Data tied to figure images
○ ○ ○
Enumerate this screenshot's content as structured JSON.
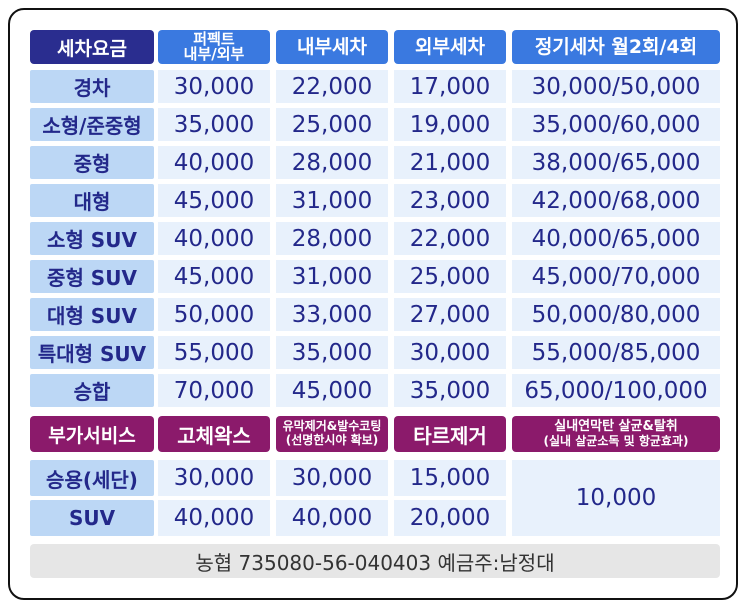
{
  "pricing": {
    "header": {
      "label": "세차요금",
      "perfect_line1": "퍼펙트",
      "perfect_line2": "내부/외부",
      "interior": "내부세차",
      "exterior": "외부세차",
      "regular": "정기세차 월2회/4회"
    },
    "rows": [
      {
        "label": "경차",
        "perfect": "30,000",
        "interior": "22,000",
        "exterior": "17,000",
        "regular": "30,000/50,000"
      },
      {
        "label": "소형/준중형",
        "perfect": "35,000",
        "interior": "25,000",
        "exterior": "19,000",
        "regular": "35,000/60,000"
      },
      {
        "label": "중형",
        "perfect": "40,000",
        "interior": "28,000",
        "exterior": "21,000",
        "regular": "38,000/65,000"
      },
      {
        "label": "대형",
        "perfect": "45,000",
        "interior": "31,000",
        "exterior": "23,000",
        "regular": "42,000/68,000"
      },
      {
        "label": "소형 SUV",
        "perfect": "40,000",
        "interior": "28,000",
        "exterior": "22,000",
        "regular": "40,000/65,000"
      },
      {
        "label": "중형 SUV",
        "perfect": "45,000",
        "interior": "31,000",
        "exterior": "25,000",
        "regular": "45,000/70,000"
      },
      {
        "label": "대형 SUV",
        "perfect": "50,000",
        "interior": "33,000",
        "exterior": "27,000",
        "regular": "50,000/80,000"
      },
      {
        "label": "특대형 SUV",
        "perfect": "55,000",
        "interior": "35,000",
        "exterior": "30,000",
        "regular": "55,000/85,000"
      },
      {
        "label": "승합",
        "perfect": "70,000",
        "interior": "45,000",
        "exterior": "35,000",
        "regular": "65,000/100,000"
      }
    ]
  },
  "extras": {
    "header": {
      "label": "부가서비스",
      "wax": "고체왁스",
      "film_line1": "유막제거&발수코팅",
      "film_line2": "(선명한시야 확보)",
      "tar": "타르제거",
      "sterilize_line1": "실내연막탄 살균&탈취",
      "sterilize_line2": "(실내 살균소독 및 항균효과)"
    },
    "rows": [
      {
        "label": "승용(세단)",
        "wax": "30,000",
        "film": "30,000",
        "tar": "15,000"
      },
      {
        "label": "SUV",
        "wax": "40,000",
        "film": "40,000",
        "tar": "20,000"
      }
    ],
    "sterilize_price": "10,000"
  },
  "footer": {
    "account": "농협 735080-56-040403 예금주:남정대"
  },
  "colors": {
    "navy": "#2a2d8f",
    "blue": "#3a79e0",
    "plum": "#8b1a6b",
    "label_bg": "#bcd7f5",
    "value_bg": "#e8f1fc",
    "text": "#23288a"
  }
}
○ ○ ○
▶ AIM OF THE EXERCISE: Identify all lines in the records above with the word "exterior".

▶ SOLUTION TO THIS EXERCISE:
      "exterior": "외부세차",
        "exterior": "17,000",
        "exterior": "19,000",
        "exterior": "21,000",
        "exterior": "23,000",
        "exterior": "22,000",
        "exterior": "25,000",
        "exterior": "27,000",
        "exterior": "30,000",
        "exterior": "35,000",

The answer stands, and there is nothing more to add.